# Input
>> Begin

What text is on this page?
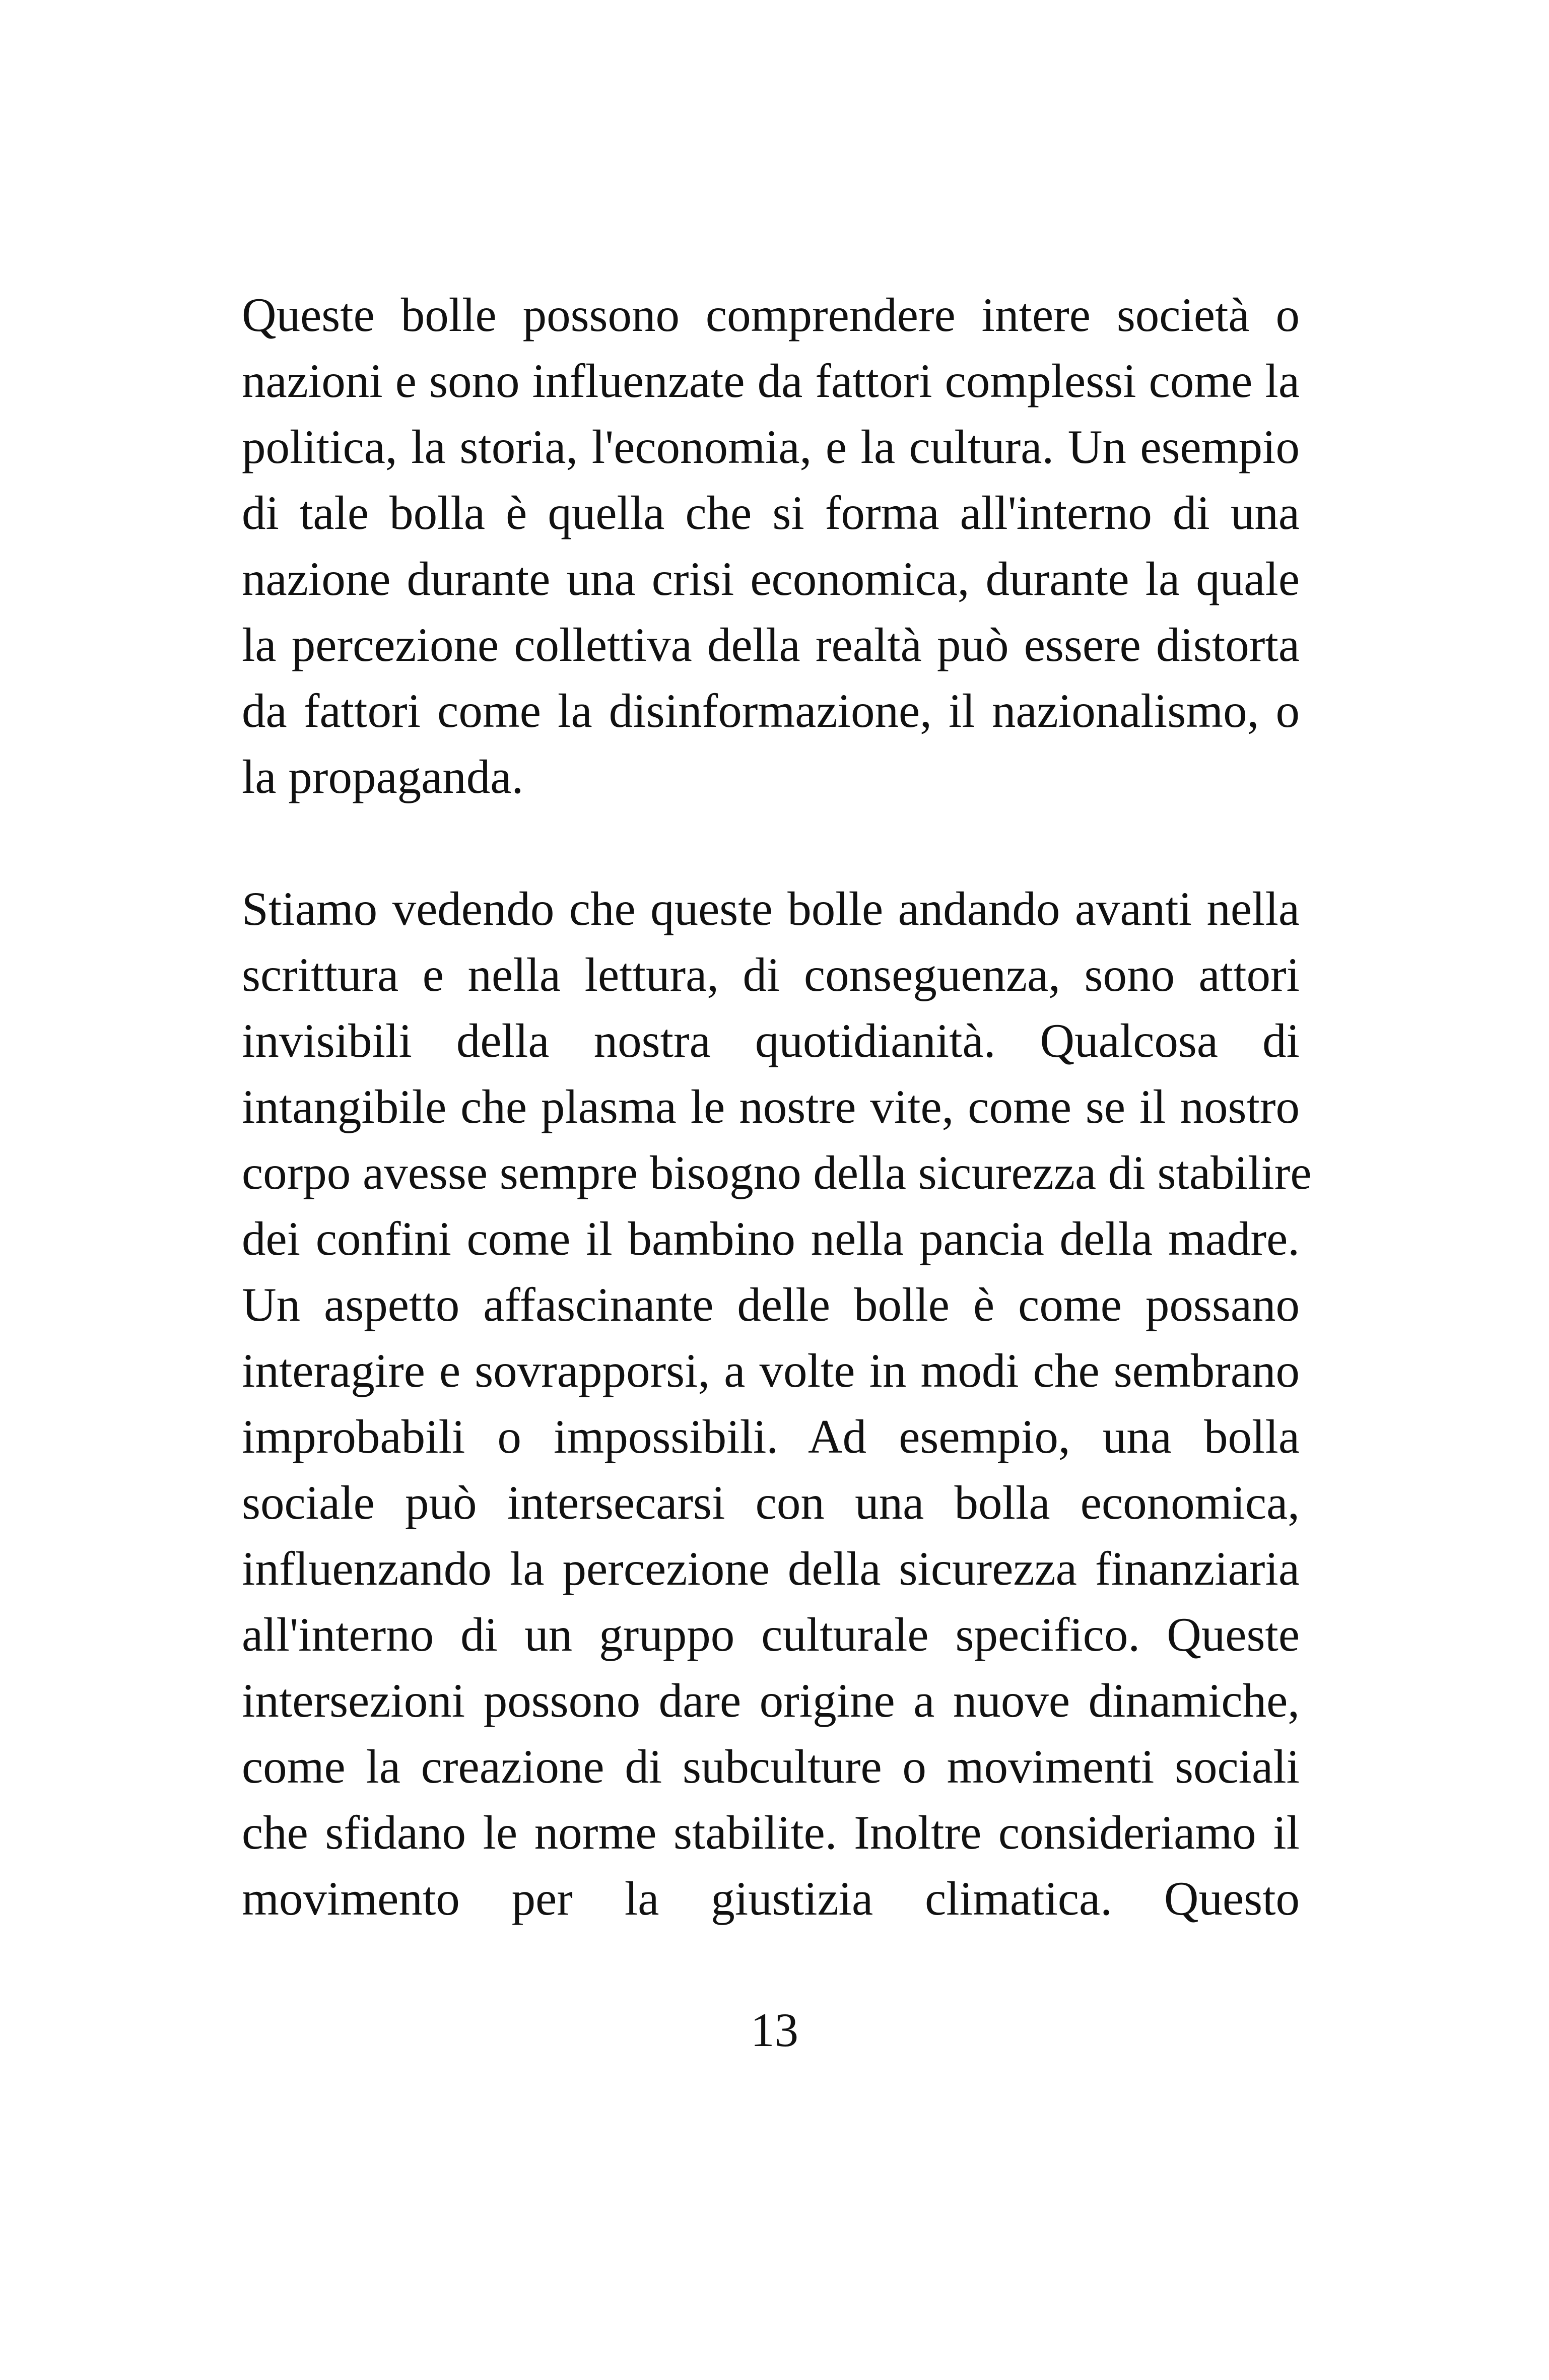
Queste bolle possono comprendere intere società o
nazioni e sono influenzate da fattori complessi come la
politica, la storia, l'economia, e la cultura. Un esempio
di tale bolla è quella che si forma all'interno di una
nazione durante una crisi economica, durante la quale
la percezione collettiva della realtà può essere distorta
da fattori come la disinformazione, il nazionalismo, o
la propaganda.

Stiamo vedendo che queste bolle andando avanti nella
scrittura e nella lettura, di conseguenza, sono attori
invisibili della nostra quotidianità. Qualcosa di
intangibile che plasma le nostre vite, come se il nostro
corpo avesse sempre bisogno della sicurezza di stabilire
dei confini come il bambino nella pancia della madre.
Un aspetto affascinante delle bolle è come possano
interagire e sovrapporsi, a volte in modi che sembrano
improbabili o impossibili. Ad esempio, una bolla
sociale può intersecarsi con una bolla economica,
influenzando la percezione della sicurezza finanziaria
all'interno di un gruppo culturale specifico. Queste
intersezioni possono dare origine a nuove dinamiche,
come la creazione di subculture o movimenti sociali
che sfidano le norme stabilite. Inoltre consideriamo il
movimento per la giustizia climatica. Questo

13
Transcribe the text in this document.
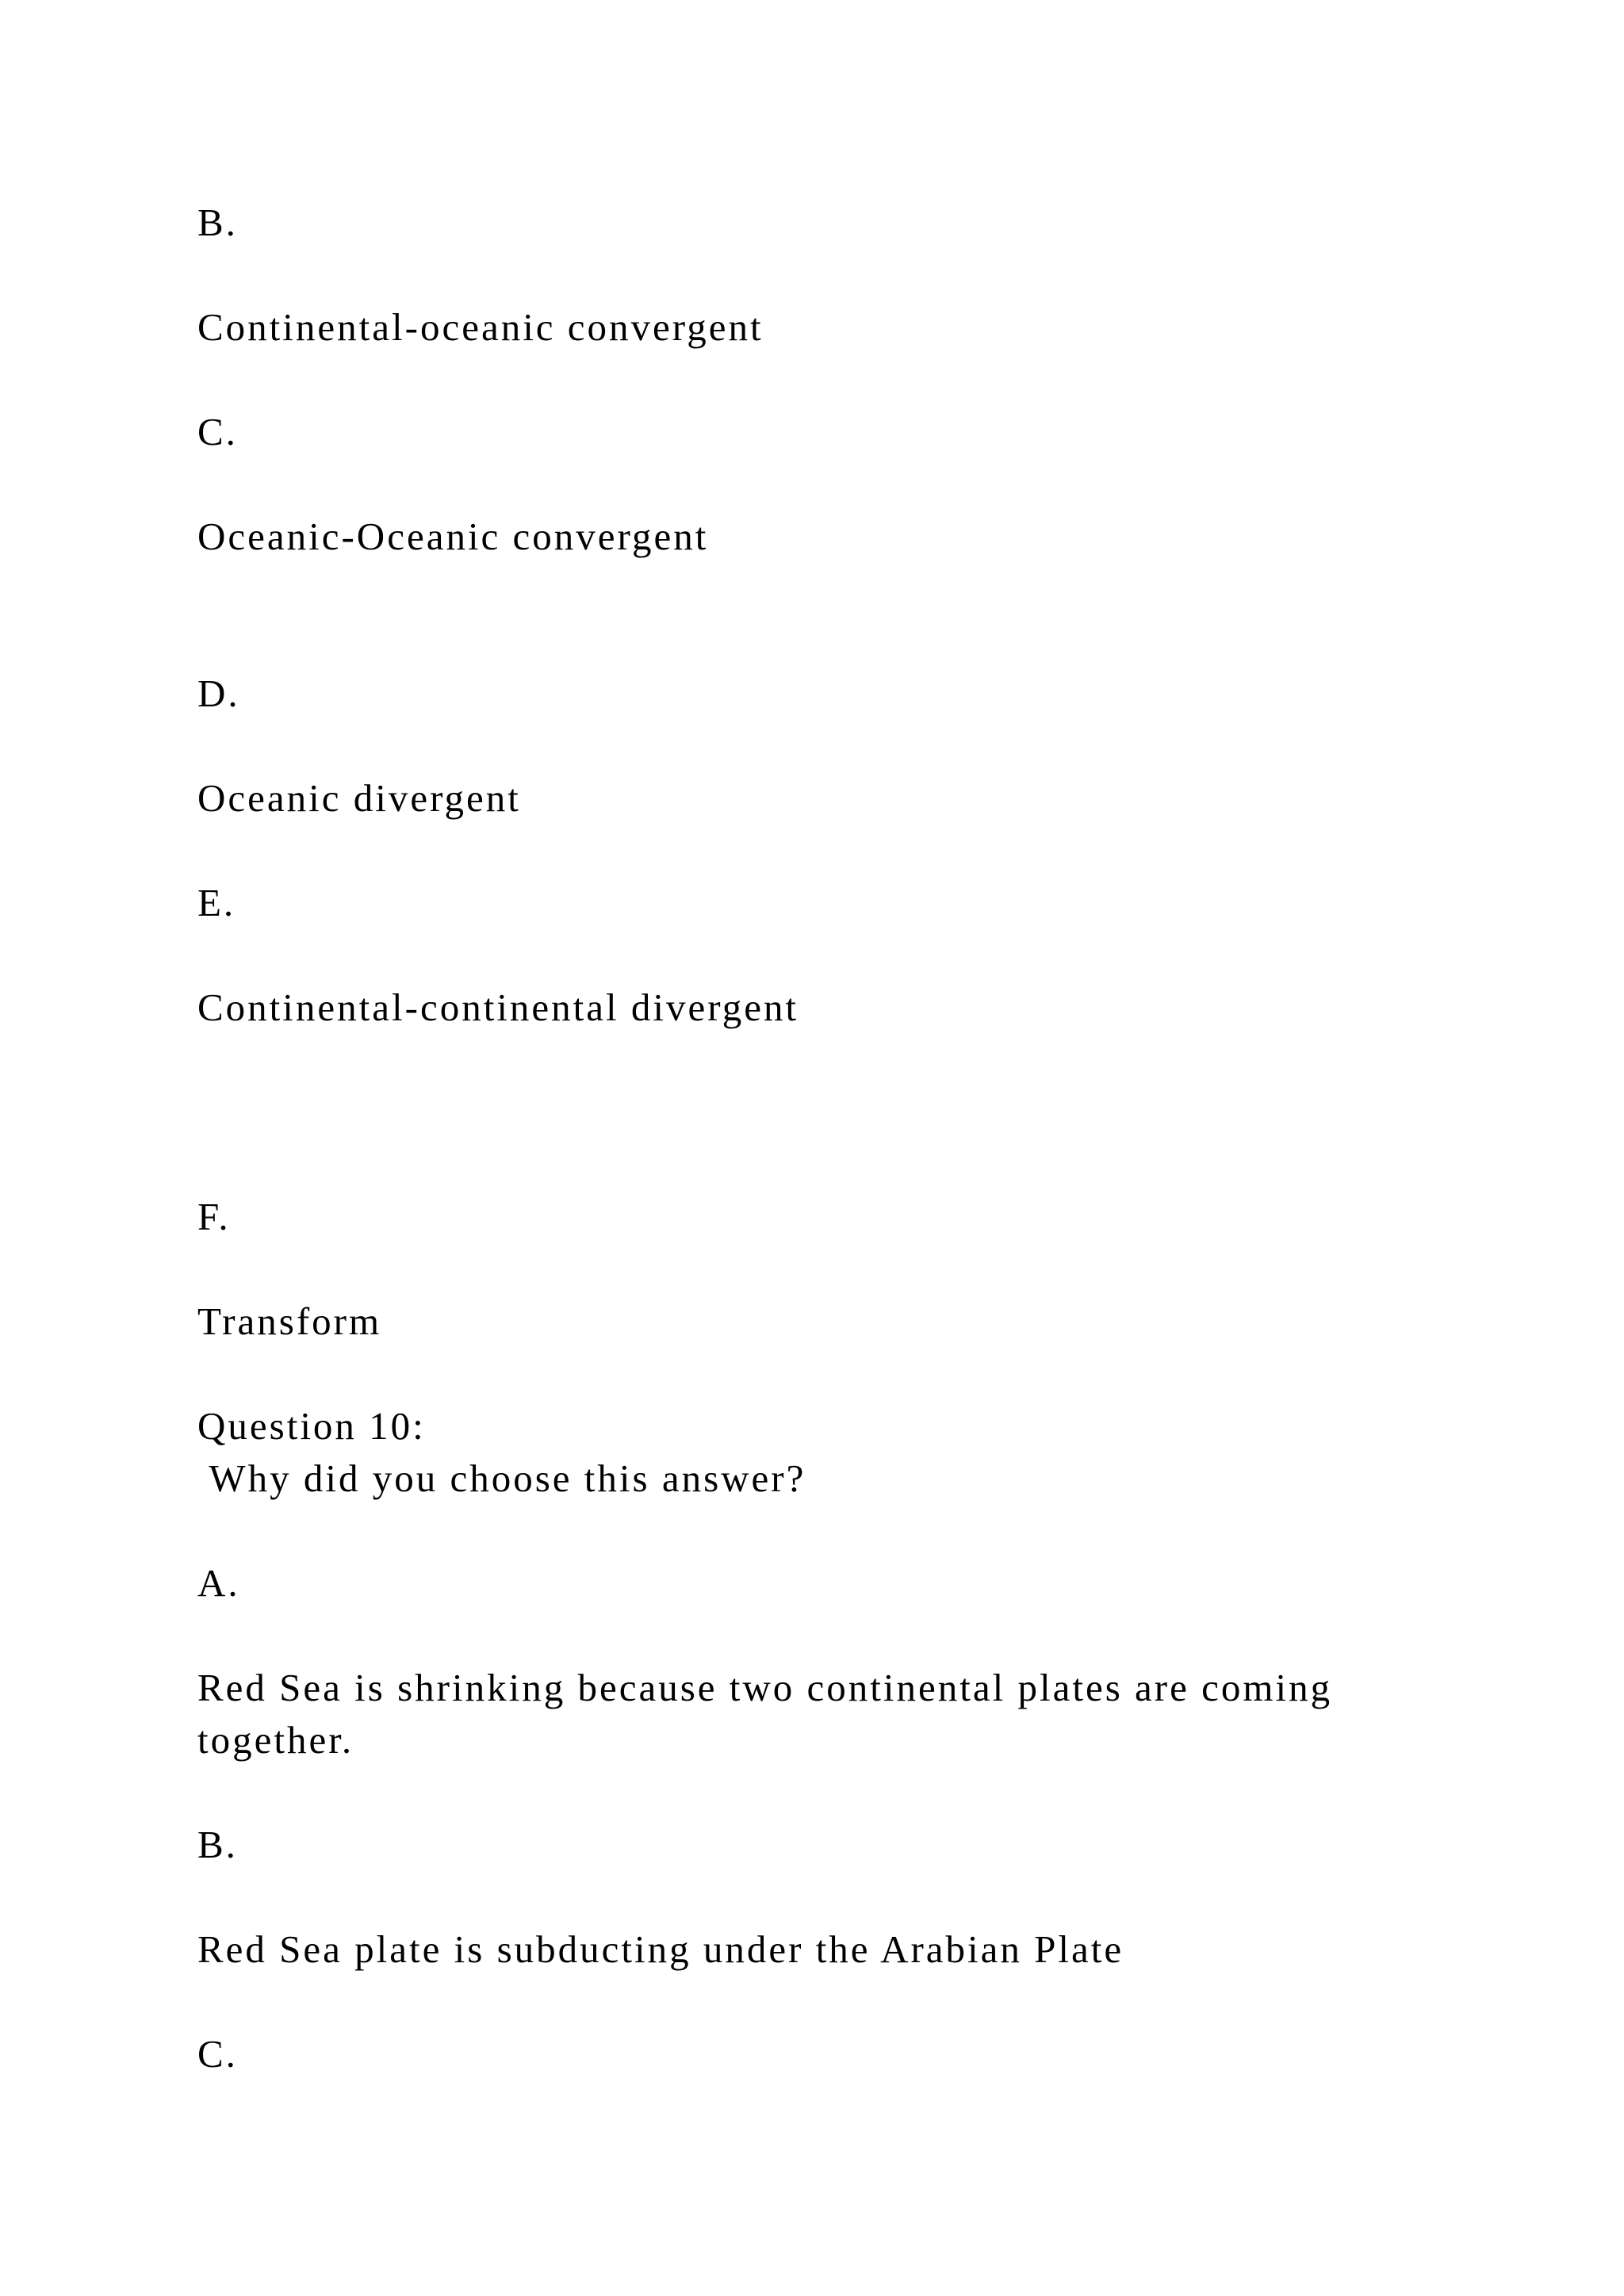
B.

Continental-oceanic convergent

C.

Oceanic-Oceanic convergent

D.

Oceanic divergent

E.

Continental-continental divergent

F.

Transform

Question 10:

Why did you choose this answer?

A.

Red Sea is shrinking because two continental plates are coming

together.

B.

Red Sea plate is subducting under the Arabian Plate

C.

>> End

# Problem requirements
From the entries above, pull out each line that includes "bolle".

# Exercise answer
Queste bolle possono comprendere intere società o
Stiamo vedendo che queste bolle andando avanti nella
Un aspetto affascinante delle bolle è come possano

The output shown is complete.